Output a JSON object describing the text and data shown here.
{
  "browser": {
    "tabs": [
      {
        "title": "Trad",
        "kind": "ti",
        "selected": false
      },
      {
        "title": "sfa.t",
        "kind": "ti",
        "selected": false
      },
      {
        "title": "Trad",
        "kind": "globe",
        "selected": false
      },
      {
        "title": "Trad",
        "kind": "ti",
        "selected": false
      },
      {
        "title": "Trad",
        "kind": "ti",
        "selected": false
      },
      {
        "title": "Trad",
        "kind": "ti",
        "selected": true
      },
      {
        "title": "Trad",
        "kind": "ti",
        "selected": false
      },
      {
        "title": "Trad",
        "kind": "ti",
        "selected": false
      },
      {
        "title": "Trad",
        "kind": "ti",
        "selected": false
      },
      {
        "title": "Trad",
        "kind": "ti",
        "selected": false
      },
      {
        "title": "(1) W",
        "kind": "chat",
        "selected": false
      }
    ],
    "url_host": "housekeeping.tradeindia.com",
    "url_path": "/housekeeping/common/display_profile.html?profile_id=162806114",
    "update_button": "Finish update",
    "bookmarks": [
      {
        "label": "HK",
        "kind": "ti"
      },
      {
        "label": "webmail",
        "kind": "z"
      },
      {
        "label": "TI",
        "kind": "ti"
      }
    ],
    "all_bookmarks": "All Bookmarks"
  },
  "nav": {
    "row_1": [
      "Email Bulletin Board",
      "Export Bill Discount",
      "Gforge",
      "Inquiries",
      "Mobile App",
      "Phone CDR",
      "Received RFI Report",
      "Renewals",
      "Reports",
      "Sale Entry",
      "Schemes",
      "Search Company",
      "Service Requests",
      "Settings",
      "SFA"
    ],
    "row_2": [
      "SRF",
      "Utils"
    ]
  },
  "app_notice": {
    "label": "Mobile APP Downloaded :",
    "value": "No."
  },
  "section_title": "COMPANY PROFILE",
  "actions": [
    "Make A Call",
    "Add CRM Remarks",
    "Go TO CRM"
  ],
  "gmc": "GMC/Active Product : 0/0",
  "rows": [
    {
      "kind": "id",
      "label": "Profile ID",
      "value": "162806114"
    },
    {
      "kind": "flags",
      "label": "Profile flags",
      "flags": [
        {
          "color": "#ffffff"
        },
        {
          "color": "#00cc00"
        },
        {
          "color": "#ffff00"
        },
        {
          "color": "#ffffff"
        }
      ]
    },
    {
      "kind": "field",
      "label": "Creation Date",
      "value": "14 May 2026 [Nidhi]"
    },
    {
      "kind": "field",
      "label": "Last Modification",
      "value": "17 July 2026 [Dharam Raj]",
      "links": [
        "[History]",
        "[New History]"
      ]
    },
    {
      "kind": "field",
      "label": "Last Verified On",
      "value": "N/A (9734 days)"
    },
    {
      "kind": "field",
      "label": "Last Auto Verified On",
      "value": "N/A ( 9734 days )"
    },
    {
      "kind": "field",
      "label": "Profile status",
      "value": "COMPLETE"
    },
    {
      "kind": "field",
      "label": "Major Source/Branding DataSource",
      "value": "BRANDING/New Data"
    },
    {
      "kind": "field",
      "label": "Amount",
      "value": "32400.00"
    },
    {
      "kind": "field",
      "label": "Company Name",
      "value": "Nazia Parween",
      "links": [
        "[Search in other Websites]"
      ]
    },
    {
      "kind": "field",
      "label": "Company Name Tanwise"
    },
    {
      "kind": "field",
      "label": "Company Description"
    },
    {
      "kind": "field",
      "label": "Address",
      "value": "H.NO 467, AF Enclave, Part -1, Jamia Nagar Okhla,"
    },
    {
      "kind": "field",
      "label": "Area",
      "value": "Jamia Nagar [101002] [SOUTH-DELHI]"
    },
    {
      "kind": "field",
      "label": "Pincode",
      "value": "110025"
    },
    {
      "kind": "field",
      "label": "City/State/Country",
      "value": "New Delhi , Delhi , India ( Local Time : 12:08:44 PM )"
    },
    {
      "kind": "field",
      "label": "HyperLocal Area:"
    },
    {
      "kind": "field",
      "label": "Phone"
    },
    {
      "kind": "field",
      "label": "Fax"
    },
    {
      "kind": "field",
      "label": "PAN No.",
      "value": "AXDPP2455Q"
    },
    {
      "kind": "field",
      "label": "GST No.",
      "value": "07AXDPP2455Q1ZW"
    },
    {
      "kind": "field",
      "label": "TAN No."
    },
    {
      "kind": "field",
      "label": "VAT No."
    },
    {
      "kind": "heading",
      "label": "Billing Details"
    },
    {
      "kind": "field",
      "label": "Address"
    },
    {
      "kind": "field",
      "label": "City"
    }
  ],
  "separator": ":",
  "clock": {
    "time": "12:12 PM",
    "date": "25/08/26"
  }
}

- Request -
Find the lines that include the string "Mobile", then copy each of them.

- The result -
      "Mobile App",
    "label": "Mobile APP Downloaded :",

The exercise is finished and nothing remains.